- STATED TASK -
Set down each record below precisely, skipping the pictures.
*** DATASET ROWS ***
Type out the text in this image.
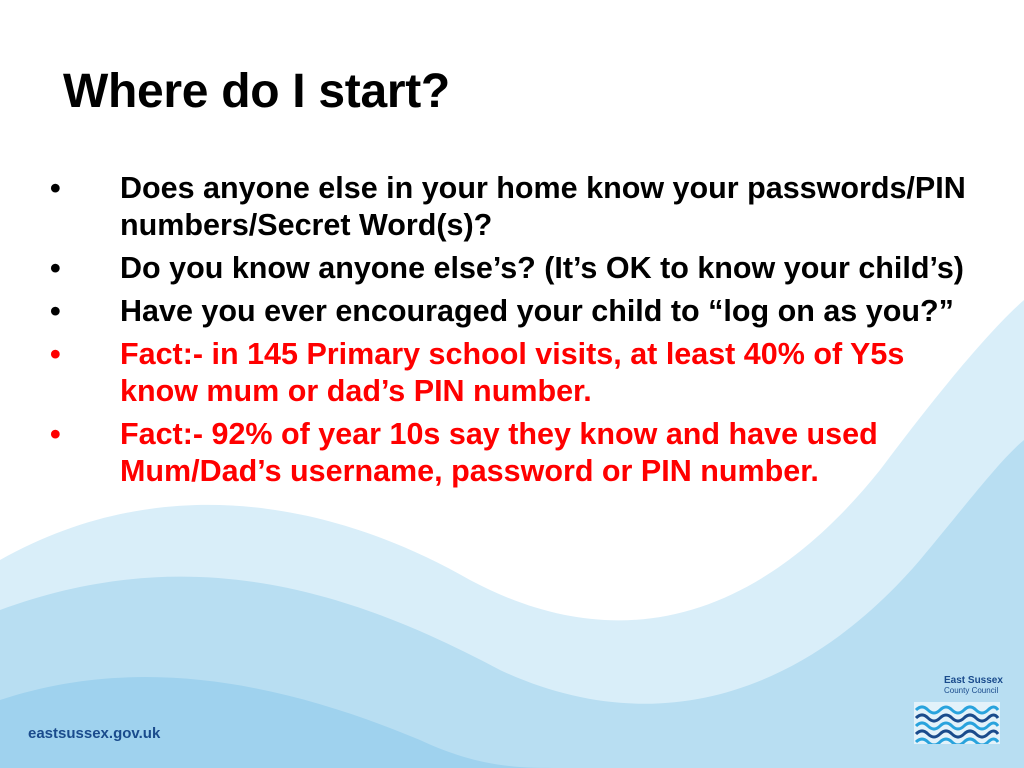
Where do I start?
• Does anyone else in your home know your passwords/PIN numbers/Secret Word(s)?
• Do you know anyone else’s? (It’s OK to know your child’s)
• Have you ever encouraged your child to “log on as you?”
• Fact:- in 145 Primary school visits, at least 40% of Y5s know mum or dad’s PIN number.
• Fact:- 92% of year 10s say they know and have used Mum/Dad’s username, password or PIN number.
eastsussex.gov.uk
East Sussex
County Council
***
- WRITTEN ANSWER -
Type out the text in this image.
Where do I start?
• Does anyone else in your home know your passwords/PIN numbers/Secret Word(s)?
• Do you know anyone else’s? (It’s OK to know your child’s)
• Have you ever encouraged your child to “log on as you?”
• Fact:- in 145 Primary school visits, at least 40% of Y5s know mum or dad’s PIN number.
• Fact:- 92% of year 10s say they know and have used Mum/Dad’s username, password or PIN number.
eastsussex.gov.uk
East Sussex
County Council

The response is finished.